_EXERCISE BRIEF_:
Print out the material that follows word for word.

_Stored records_:
"""
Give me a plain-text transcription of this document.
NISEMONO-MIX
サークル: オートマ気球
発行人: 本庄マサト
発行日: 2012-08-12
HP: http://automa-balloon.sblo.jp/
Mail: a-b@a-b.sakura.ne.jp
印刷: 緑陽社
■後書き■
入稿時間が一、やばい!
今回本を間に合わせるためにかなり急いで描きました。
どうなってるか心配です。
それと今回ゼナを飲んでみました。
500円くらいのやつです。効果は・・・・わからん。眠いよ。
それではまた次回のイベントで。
"""
_SOLVED EXERCISE_:
Give me a plain-text transcription of this document.
NISEMONO-MIX
サークル: オートマ気球
発行人: 本庄マサト
発行日: 2012-08-12
HP: http://automa-balloon.sblo.jp/
Mail: a-b@a-b.sakura.ne.jp
印刷: 緑陽社
■後書き■
入稿時間が一、やばい!
今回本を間に合わせるためにかなり急いで描きました。
どうなってるか心配です。
それと今回ゼナを飲んでみました。
500円くらいのやつです。効果は・・・・わからん。眠いよ。
それではまた次回のイベントで。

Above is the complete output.